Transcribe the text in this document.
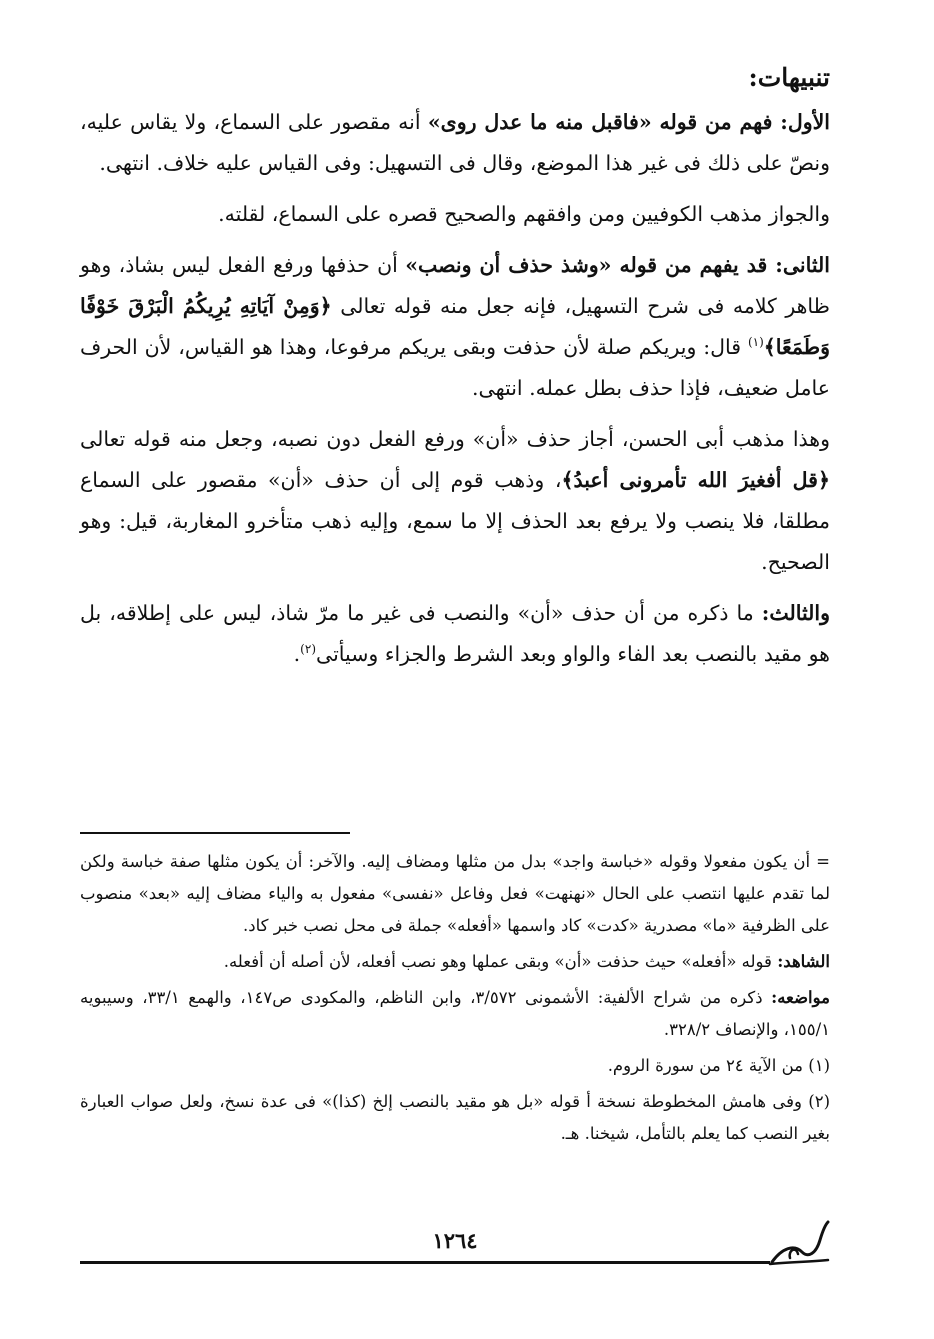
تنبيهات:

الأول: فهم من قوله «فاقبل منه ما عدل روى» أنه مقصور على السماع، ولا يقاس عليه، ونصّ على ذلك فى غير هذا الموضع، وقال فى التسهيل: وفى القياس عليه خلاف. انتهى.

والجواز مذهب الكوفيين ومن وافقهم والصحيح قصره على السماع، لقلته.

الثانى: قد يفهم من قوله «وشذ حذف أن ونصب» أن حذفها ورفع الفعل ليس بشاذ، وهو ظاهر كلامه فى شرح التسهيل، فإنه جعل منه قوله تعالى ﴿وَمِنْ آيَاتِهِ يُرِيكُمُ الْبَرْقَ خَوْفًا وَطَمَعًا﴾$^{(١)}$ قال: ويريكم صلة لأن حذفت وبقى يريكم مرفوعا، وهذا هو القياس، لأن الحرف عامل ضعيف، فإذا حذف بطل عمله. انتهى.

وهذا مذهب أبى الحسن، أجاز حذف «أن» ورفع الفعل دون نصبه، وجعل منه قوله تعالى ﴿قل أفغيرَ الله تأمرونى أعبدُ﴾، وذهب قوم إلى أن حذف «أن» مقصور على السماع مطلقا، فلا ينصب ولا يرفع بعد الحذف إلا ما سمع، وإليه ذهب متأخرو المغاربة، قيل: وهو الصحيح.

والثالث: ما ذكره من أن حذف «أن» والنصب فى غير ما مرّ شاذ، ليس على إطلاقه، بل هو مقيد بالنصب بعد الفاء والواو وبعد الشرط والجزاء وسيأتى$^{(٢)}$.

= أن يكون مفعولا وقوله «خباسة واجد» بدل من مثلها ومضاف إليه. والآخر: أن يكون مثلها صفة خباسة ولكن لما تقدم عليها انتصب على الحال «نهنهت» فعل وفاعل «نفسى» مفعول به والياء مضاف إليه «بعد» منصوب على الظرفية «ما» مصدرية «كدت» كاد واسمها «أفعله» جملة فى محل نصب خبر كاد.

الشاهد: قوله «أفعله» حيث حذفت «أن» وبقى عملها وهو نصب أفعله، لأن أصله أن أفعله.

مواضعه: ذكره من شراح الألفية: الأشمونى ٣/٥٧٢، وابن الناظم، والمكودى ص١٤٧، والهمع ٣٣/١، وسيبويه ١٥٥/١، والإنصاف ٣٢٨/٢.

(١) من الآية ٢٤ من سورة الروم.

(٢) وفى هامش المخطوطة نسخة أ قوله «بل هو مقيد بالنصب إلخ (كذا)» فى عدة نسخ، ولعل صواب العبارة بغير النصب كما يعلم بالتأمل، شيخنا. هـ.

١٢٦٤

* * *

REQUIRED WORK: Show each line holding the word "ورفع".

SOLUTION:
الثانى: قد يفهم من قوله «وشذ حذف أن ونصب» أن حذفها ورفع الفعل ليس بشاذ، وهو ظاهر كلامه فى شرح التسهيل، فإنه جعل منه قوله تعالى ﴿وَمِنْ آيَاتِهِ يُرِيكُمُ الْبَرْقَ خَوْفًا وَطَمَعًا﴾$^{(١)}$ قال: ويريكم صلة لأن حذفت وبقى يريكم مرفوعا، وهذا هو القياس، لأن الحرف عامل ضعيف، فإذا حذف بطل عمله. انتهى.
وهذا مذهب أبى الحسن، أجاز حذف «أن» ورفع الفعل دون نصبه، وجعل منه قوله تعالى ﴿قل أفغيرَ الله تأمرونى أعبدُ﴾، وذهب قوم إلى أن حذف «أن» مقصور على السماع مطلقا، فلا ينصب ولا يرفع بعد الحذف إلا ما سمع، وإليه ذهب متأخرو المغاربة، قيل: وهو الصحيح.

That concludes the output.